Can you output the material exactly as written, minus any pictures it holds?

-------- Source material

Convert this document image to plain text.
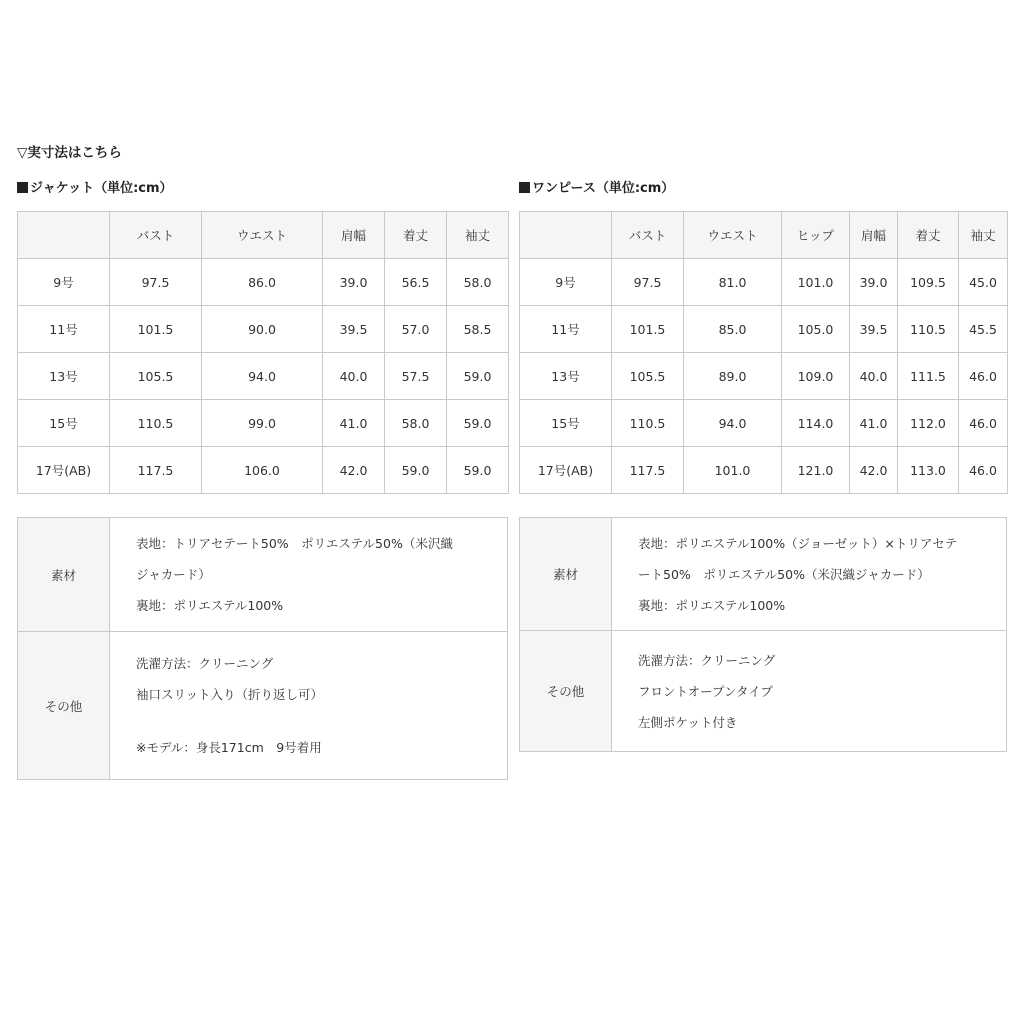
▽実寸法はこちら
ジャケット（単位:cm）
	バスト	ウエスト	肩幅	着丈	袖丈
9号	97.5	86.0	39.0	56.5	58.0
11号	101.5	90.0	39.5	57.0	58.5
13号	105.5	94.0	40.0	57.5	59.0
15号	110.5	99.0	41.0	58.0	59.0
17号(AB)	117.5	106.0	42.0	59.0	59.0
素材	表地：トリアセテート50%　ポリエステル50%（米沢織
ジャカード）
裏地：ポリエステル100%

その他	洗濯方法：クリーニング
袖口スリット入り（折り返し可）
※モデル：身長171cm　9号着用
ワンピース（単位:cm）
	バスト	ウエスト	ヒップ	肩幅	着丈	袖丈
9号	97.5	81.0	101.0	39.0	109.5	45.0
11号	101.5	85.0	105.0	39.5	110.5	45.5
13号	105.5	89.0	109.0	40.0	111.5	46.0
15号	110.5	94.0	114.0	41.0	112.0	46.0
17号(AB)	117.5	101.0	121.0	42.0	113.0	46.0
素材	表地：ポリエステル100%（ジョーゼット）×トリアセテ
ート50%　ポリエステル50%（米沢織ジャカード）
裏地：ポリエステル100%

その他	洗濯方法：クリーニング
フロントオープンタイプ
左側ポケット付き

----------------

Solution to this exercise:
Convert this document image to plain text.
▽実寸法はこちら
ジャケット（単位:cm）
	バスト	ウエスト	肩幅	着丈	袖丈
9号	97.5	86.0	39.0	56.5	58.0
11号	101.5	90.0	39.5	57.0	58.5
13号	105.5	94.0	40.0	57.5	59.0
15号	110.5	99.0	41.0	58.0	59.0
17号(AB)	117.5	106.0	42.0	59.0	59.0
素材	表地：トリアセテート50%　ポリエステル50%（米沢織
ジャカード）
裏地：ポリエステル100%

その他	洗濯方法：クリーニング
袖口スリット入り（折り返し可）
※モデル：身長171cm　9号着用
ワンピース（単位:cm）
	バスト	ウエスト	ヒップ	肩幅	着丈	袖丈
9号	97.5	81.0	101.0	39.0	109.5	45.0
11号	101.5	85.0	105.0	39.5	110.5	45.5
13号	105.5	89.0	109.0	40.0	111.5	46.0
15号	110.5	94.0	114.0	41.0	112.0	46.0
17号(AB)	117.5	101.0	121.0	42.0	113.0	46.0
素材	表地：ポリエステル100%（ジョーゼット）×トリアセテ
ート50%　ポリエステル50%（米沢織ジャカード）
裏地：ポリエステル100%

その他	洗濯方法：クリーニング
フロントオープンタイプ
左側ポケット付き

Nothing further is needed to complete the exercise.